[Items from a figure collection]
────────
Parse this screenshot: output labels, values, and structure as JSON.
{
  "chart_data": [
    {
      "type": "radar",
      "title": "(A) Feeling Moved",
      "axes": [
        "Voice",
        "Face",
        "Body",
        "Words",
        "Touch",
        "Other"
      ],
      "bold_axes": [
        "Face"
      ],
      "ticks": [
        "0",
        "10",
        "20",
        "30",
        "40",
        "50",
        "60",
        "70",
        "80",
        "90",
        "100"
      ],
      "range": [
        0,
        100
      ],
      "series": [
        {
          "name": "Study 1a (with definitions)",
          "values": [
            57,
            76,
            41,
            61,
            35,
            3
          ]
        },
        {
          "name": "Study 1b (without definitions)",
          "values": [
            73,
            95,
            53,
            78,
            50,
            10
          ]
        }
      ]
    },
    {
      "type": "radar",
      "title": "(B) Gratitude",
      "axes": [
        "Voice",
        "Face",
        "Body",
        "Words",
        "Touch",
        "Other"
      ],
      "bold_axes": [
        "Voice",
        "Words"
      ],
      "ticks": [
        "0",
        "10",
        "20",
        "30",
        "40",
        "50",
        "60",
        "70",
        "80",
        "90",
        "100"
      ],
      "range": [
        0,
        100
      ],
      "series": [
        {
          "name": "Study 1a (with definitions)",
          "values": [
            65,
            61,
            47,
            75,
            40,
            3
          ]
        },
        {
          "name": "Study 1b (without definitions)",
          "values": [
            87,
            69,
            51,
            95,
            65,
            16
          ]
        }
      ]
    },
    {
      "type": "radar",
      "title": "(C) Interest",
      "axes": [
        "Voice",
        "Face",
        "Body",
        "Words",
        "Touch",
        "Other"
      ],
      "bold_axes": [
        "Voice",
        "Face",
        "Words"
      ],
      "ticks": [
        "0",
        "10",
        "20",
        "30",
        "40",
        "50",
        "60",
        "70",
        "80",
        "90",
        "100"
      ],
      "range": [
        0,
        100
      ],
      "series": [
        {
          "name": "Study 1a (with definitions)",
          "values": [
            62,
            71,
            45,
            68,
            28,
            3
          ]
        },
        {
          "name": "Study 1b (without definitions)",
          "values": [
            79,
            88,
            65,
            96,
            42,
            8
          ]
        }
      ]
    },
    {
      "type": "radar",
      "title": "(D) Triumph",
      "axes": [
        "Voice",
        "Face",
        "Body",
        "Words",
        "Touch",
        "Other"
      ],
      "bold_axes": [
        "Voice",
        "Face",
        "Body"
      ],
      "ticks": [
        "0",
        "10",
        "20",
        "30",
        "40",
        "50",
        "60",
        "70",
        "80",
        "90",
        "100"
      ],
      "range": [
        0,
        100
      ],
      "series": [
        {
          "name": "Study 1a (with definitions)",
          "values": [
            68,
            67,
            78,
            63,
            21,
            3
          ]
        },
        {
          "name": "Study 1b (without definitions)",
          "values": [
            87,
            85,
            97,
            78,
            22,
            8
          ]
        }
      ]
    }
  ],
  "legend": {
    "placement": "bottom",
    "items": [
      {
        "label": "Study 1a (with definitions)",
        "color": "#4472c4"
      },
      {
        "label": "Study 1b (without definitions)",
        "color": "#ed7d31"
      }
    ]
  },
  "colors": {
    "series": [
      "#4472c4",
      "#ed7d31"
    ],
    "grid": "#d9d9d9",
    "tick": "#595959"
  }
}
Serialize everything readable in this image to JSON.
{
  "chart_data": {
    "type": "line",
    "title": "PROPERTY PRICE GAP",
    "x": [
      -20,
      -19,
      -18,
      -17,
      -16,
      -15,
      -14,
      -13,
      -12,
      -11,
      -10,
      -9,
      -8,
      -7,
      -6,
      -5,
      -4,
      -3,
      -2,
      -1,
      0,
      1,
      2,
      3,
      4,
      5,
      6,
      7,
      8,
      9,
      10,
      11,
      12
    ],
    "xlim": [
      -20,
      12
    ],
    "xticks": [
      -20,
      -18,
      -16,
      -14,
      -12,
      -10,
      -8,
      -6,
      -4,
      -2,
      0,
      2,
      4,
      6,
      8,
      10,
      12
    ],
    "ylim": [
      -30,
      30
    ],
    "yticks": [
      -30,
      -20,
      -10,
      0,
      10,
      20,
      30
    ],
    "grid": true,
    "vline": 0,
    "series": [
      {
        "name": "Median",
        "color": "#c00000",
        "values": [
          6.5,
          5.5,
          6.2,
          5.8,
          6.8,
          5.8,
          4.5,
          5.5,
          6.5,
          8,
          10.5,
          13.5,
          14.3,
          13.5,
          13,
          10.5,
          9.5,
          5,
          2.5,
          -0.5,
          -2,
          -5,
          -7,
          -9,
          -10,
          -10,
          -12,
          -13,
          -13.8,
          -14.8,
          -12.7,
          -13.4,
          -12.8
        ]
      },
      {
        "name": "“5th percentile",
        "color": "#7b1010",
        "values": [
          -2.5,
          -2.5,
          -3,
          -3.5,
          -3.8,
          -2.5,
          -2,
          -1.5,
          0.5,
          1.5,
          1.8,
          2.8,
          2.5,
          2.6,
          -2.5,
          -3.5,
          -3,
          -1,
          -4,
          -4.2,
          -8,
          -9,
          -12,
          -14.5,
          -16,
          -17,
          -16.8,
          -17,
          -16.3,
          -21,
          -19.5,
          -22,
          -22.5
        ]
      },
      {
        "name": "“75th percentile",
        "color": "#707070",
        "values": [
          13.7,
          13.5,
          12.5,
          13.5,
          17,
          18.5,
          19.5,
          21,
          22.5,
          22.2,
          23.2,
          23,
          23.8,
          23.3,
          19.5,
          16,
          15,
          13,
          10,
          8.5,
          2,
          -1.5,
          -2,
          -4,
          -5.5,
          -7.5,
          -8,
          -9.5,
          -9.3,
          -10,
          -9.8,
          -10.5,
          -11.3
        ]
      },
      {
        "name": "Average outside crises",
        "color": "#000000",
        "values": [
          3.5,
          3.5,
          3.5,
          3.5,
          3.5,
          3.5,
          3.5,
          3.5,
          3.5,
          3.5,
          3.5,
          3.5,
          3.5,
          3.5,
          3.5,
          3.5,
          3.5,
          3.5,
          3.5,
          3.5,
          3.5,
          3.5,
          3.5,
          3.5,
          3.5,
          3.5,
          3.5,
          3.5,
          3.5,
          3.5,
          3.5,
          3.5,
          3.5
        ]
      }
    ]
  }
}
────────
## Written task
Write out all the records above again, exactly as they stand.

## Output
Parse this screenshot: output labels, values, and structure as JSON.
{
  "chart_data": [
    {
      "type": "radar",
      "title": "(A) Feeling Moved",
      "axes": [
        "Voice",
        "Face",
        "Body",
        "Words",
        "Touch",
        "Other"
      ],
      "bold_axes": [
        "Face"
      ],
      "ticks": [
        "0",
        "10",
        "20",
        "30",
        "40",
        "50",
        "60",
        "70",
        "80",
        "90",
        "100"
      ],
      "range": [
        0,
        100
      ],
      "series": [
        {
          "name": "Study 1a (with definitions)",
          "values": [
            57,
            76,
            41,
            61,
            35,
            3
          ]
        },
        {
          "name": "Study 1b (without definitions)",
          "values": [
            73,
            95,
            53,
            78,
            50,
            10
          ]
        }
      ]
    },
    {
      "type": "radar",
      "title": "(B) Gratitude",
      "axes": [
        "Voice",
        "Face",
        "Body",
        "Words",
        "Touch",
        "Other"
      ],
      "bold_axes": [
        "Voice",
        "Words"
      ],
      "ticks": [
        "0",
        "10",
        "20",
        "30",
        "40",
        "50",
        "60",
        "70",
        "80",
        "90",
        "100"
      ],
      "range": [
        0,
        100
      ],
      "series": [
        {
          "name": "Study 1a (with definitions)",
          "values": [
            65,
            61,
            47,
            75,
            40,
            3
          ]
        },
        {
          "name": "Study 1b (without definitions)",
          "values": [
            87,
            69,
            51,
            95,
            65,
            16
          ]
        }
      ]
    },
    {
      "type": "radar",
      "title": "(C) Interest",
      "axes": [
        "Voice",
        "Face",
        "Body",
        "Words",
        "Touch",
        "Other"
      ],
      "bold_axes": [
        "Voice",
        "Face",
        "Words"
      ],
      "ticks": [
        "0",
        "10",
        "20",
        "30",
        "40",
        "50",
        "60",
        "70",
        "80",
        "90",
        "100"
      ],
      "range": [
        0,
        100
      ],
      "series": [
        {
          "name": "Study 1a (with definitions)",
          "values": [
            62,
            71,
            45,
            68,
            28,
            3
          ]
        },
        {
          "name": "Study 1b (without definitions)",
          "values": [
            79,
            88,
            65,
            96,
            42,
            8
          ]
        }
      ]
    },
    {
      "type": "radar",
      "title": "(D) Triumph",
      "axes": [
        "Voice",
        "Face",
        "Body",
        "Words",
        "Touch",
        "Other"
      ],
      "bold_axes": [
        "Voice",
        "Face",
        "Body"
      ],
      "ticks": [
        "0",
        "10",
        "20",
        "30",
        "40",
        "50",
        "60",
        "70",
        "80",
        "90",
        "100"
      ],
      "range": [
        0,
        100
      ],
      "series": [
        {
          "name": "Study 1a (with definitions)",
          "values": [
            68,
            67,
            78,
            63,
            21,
            3
          ]
        },
        {
          "name": "Study 1b (without definitions)",
          "values": [
            87,
            85,
            97,
            78,
            22,
            8
          ]
        }
      ]
    }
  ],
  "legend": {
    "placement": "bottom",
    "items": [
      {
        "label": "Study 1a (with definitions)",
        "color": "#4472c4"
      },
      {
        "label": "Study 1b (without definitions)",
        "color": "#ed7d31"
      }
    ]
  },
  "colors": {
    "series": [
      "#4472c4",
      "#ed7d31"
    ],
    "grid": "#d9d9d9",
    "tick": "#595959"
  }
}
Serialize everything readable in this image to JSON.
{
  "chart_data": {
    "type": "line",
    "title": "PROPERTY PRICE GAP",
    "x": [
      -20,
      -19,
      -18,
      -17,
      -16,
      -15,
      -14,
      -13,
      -12,
      -11,
      -10,
      -9,
      -8,
      -7,
      -6,
      -5,
      -4,
      -3,
      -2,
      -1,
      0,
      1,
      2,
      3,
      4,
      5,
      6,
      7,
      8,
      9,
      10,
      11,
      12
    ],
    "xlim": [
      -20,
      12
    ],
    "xticks": [
      -20,
      -18,
      -16,
      -14,
      -12,
      -10,
      -8,
      -6,
      -4,
      -2,
      0,
      2,
      4,
      6,
      8,
      10,
      12
    ],
    "ylim": [
      -30,
      30
    ],
    "yticks": [
      -30,
      -20,
      -10,
      0,
      10,
      20,
      30
    ],
    "grid": true,
    "vline": 0,
    "series": [
      {
        "name": "Median",
        "color": "#c00000",
        "values": [
          6.5,
          5.5,
          6.2,
          5.8,
          6.8,
          5.8,
          4.5,
          5.5,
          6.5,
          8,
          10.5,
          13.5,
          14.3,
          13.5,
          13,
          10.5,
          9.5,
          5,
          2.5,
          -0.5,
          -2,
          -5,
          -7,
          -9,
          -10,
          -10,
          -12,
          -13,
          -13.8,
          -14.8,
          -12.7,
          -13.4,
          -12.8
        ]
      },
      {
        "name": "“5th percentile",
        "color": "#7b1010",
        "values": [
          -2.5,
          -2.5,
          -3,
          -3.5,
          -3.8,
          -2.5,
          -2,
          -1.5,
          0.5,
          1.5,
          1.8,
          2.8,
          2.5,
          2.6,
          -2.5,
          -3.5,
          -3,
          -1,
          -4,
          -4.2,
          -8,
          -9,
          -12,
          -14.5,
          -16,
          -17,
          -16.8,
          -17,
          -16.3,
          -21,
          -19.5,
          -22,
          -22.5
        ]
      },
      {
        "name": "“75th percentile",
        "color": "#707070",
        "values": [
          13.7,
          13.5,
          12.5,
          13.5,
          17,
          18.5,
          19.5,
          21,
          22.5,
          22.2,
          23.2,
          23,
          23.8,
          23.3,
          19.5,
          16,
          15,
          13,
          10,
          8.5,
          2,
          -1.5,
          -2,
          -4,
          -5.5,
          -7.5,
          -8,
          -9.5,
          -9.3,
          -10,
          -9.8,
          -10.5,
          -11.3
        ]
      },
      {
        "name": "Average outside crises",
        "color": "#000000",
        "values": [
          3.5,
          3.5,
          3.5,
          3.5,
          3.5,
          3.5,
          3.5,
          3.5,
          3.5,
          3.5,
          3.5,
          3.5,
          3.5,
          3.5,
          3.5,
          3.5,
          3.5,
          3.5,
          3.5,
          3.5,
          3.5,
          3.5,
          3.5,
          3.5,
          3.5,
          3.5,
          3.5,
          3.5,
          3.5,
          3.5,
          3.5,
          3.5,
          3.5
        ]
      }
    ]
  }
}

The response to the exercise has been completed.